Problem to work on
Write out all of the entries that follow, word for word, but skip the pictures.

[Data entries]
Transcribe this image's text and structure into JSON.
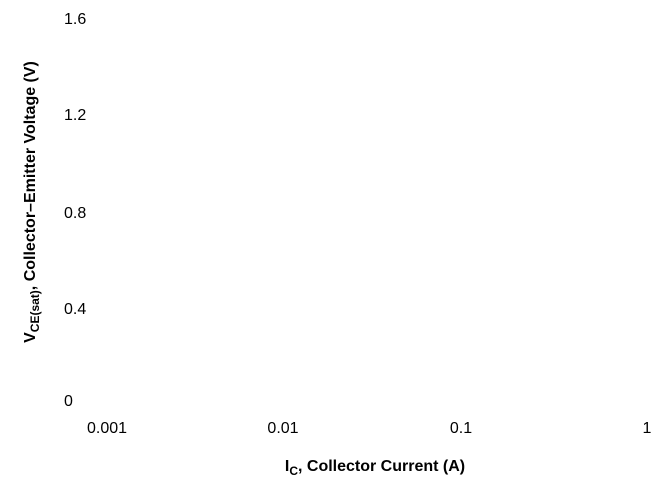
{
  "chart_data": {
    "type": "line",
    "x_scale": "log",
    "xlim": [
      0.001,
      1
    ],
    "ylim": [
      0,
      1.6
    ],
    "x_ticks": [
      "0.001",
      "0.01",
      "0.1",
      "1"
    ],
    "y_ticks": [
      "1.6",
      "1.2",
      "0.8",
      "0.4",
      "0"
    ],
    "xlabel": {
      "main": "I",
      "sub": "C",
      "rest": ", Collector Current (A)"
    },
    "ylabel": {
      "main": "V",
      "sub": "CE(sat)",
      "rest": ", Collector–Emitter Voltage (V)"
    },
    "grid": false,
    "series": []
  }
}
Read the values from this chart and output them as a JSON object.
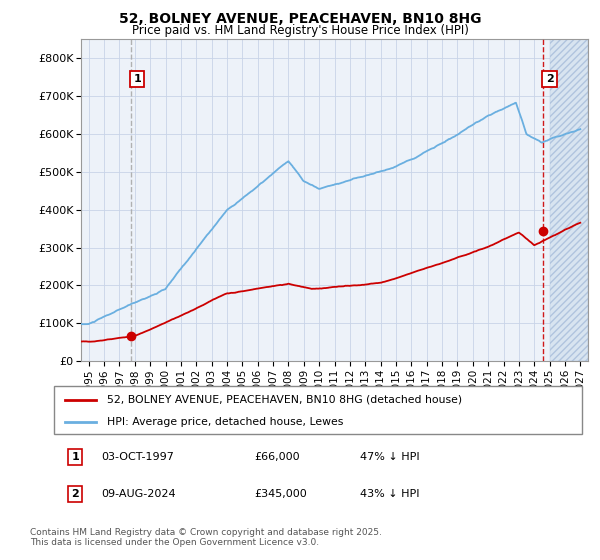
{
  "title": "52, BOLNEY AVENUE, PEACEHAVEN, BN10 8HG",
  "subtitle": "Price paid vs. HM Land Registry's House Price Index (HPI)",
  "legend_line1": "52, BOLNEY AVENUE, PEACEHAVEN, BN10 8HG (detached house)",
  "legend_line2": "HPI: Average price, detached house, Lewes",
  "footnote": "Contains HM Land Registry data © Crown copyright and database right 2025.\nThis data is licensed under the Open Government Licence v3.0.",
  "annotation1_label": "1",
  "annotation1_date": "03-OCT-1997",
  "annotation1_price": "£66,000",
  "annotation1_hpi": "47% ↓ HPI",
  "annotation2_label": "2",
  "annotation2_date": "09-AUG-2024",
  "annotation2_price": "£345,000",
  "annotation2_hpi": "43% ↓ HPI",
  "sale1_x": 1997.75,
  "sale1_y": 66000,
  "sale2_x": 2024.6,
  "sale2_y": 345000,
  "hpi_color": "#6aafe0",
  "price_color": "#cc0000",
  "grid_color": "#c8d4e8",
  "bg_color": "#edf2f9",
  "hatch_color": "#d8e4f0",
  "ylim": [
    0,
    850000
  ],
  "xlim": [
    1994.5,
    2027.5
  ],
  "hatch_start": 2025.0,
  "yticks": [
    0,
    100000,
    200000,
    300000,
    400000,
    500000,
    600000,
    700000,
    800000
  ],
  "ytick_labels": [
    "£0",
    "£100K",
    "£200K",
    "£300K",
    "£400K",
    "£500K",
    "£600K",
    "£700K",
    "£800K"
  ],
  "xticks": [
    1995,
    1996,
    1997,
    1998,
    1999,
    2000,
    2001,
    2002,
    2003,
    2004,
    2005,
    2006,
    2007,
    2008,
    2009,
    2010,
    2011,
    2012,
    2013,
    2014,
    2015,
    2016,
    2017,
    2018,
    2019,
    2020,
    2021,
    2022,
    2023,
    2024,
    2025,
    2026,
    2027
  ]
}
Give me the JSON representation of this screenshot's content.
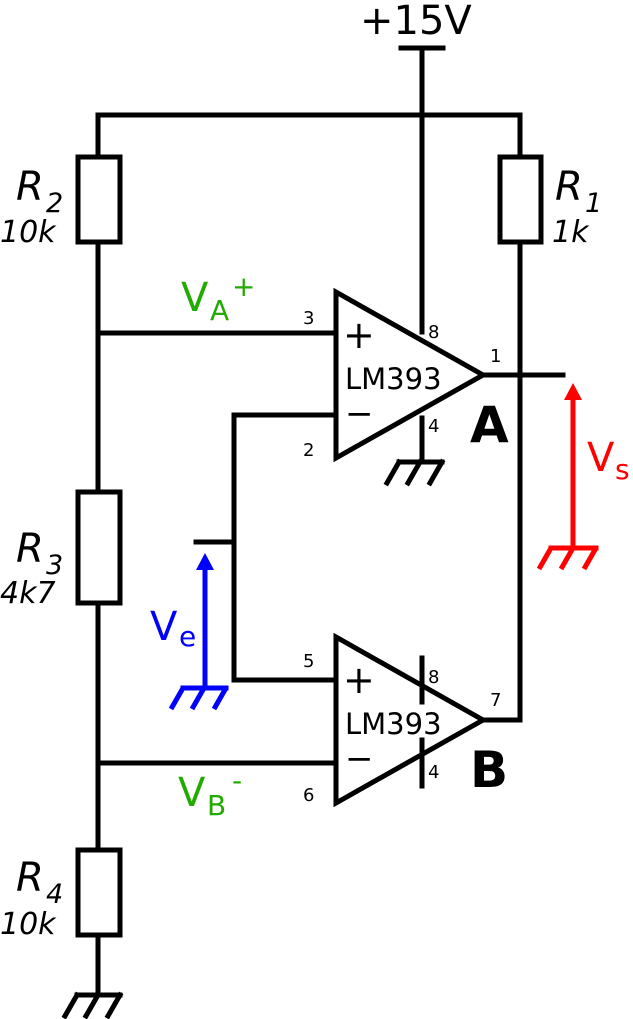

Task answer
Transcribe this image's text and structure into JSON.
{
  "chart_data": {
    "type": "line",
    "x_scale": "log",
    "xlim": [
      0.001,
      1
    ],
    "ylim": [
      0,
      1.6
    ],
    "x_ticks": [
      "0.001",
      "0.01",
      "0.1",
      "1"
    ],
    "y_ticks": [
      "1.6",
      "1.2",
      "0.8",
      "0.4",
      "0"
    ],
    "xlabel": {
      "main": "I",
      "sub": "C",
      "rest": ", Collector Current (A)"
    },
    "ylabel": {
      "main": "V",
      "sub": "CE(sat)",
      "rest": ", Collector–Emitter Voltage (V)"
    },
    "grid": false,
    "series": []
  }
}
Read the values from this chart and output them as a JSON object.
{
  "title": "52, BOLNEY AVENUE, PEACEHAVEN, BN10 8HG",
  "subtitle": "Price paid vs. HM Land Registry's House Price Index (HPI)",
  "legend_line1": "52, BOLNEY AVENUE, PEACEHAVEN, BN10 8HG (detached house)",
  "legend_line2": "HPI: Average price, detached house, Lewes",
  "footnote": "Contains HM Land Registry data © Crown copyright and database right 2025.\nThis data is licensed under the Open Government Licence v3.0.",
  "annotation1_label": "1",
  "annotation1_date": "03-OCT-1997",
  "annotation1_price": "£66,000",
  "annotation1_hpi": "47% ↓ HPI",
  "annotation2_label": "2",
  "annotation2_date": "09-AUG-2024",
  "annotation2_price": "£345,000",
  "annotation2_hpi": "43% ↓ HPI",
  "sale1_x": 1997.75,
  "sale1_y": 66000,
  "sale2_x": 2024.6,
  "sale2_y": 345000,
  "hpi_color": "#6aafe0",
  "price_color": "#cc0000",
  "grid_color": "#c8d4e8",
  "bg_color": "#edf2f9",
  "hatch_color": "#d8e4f0",
  "ylim": [
    0,
    850000
  ],
  "xlim": [
    1994.5,
    2027.5
  ],
  "hatch_start": 2025.0,
  "yticks": [
    0,
    100000,
    200000,
    300000,
    400000,
    500000,
    600000,
    700000,
    800000
  ],
  "ytick_labels": [
    "£0",
    "£100K",
    "£200K",
    "£300K",
    "£400K",
    "£500K",
    "£600K",
    "£700K",
    "£800K"
  ],
  "xticks": [
    1995,
    1996,
    1997,
    1998,
    1999,
    2000,
    2001,
    2002,
    2003,
    2004,
    2005,
    2006,
    2007,
    2008,
    2009,
    2010,
    2011,
    2012,
    2013,
    2014,
    2015,
    2016,
    2017,
    2018,
    2019,
    2020,
    2021,
    2022,
    2023,
    2024,
    2025,
    2026,
    2027
  ]
}
Give me the JSON representation of this screenshot's content.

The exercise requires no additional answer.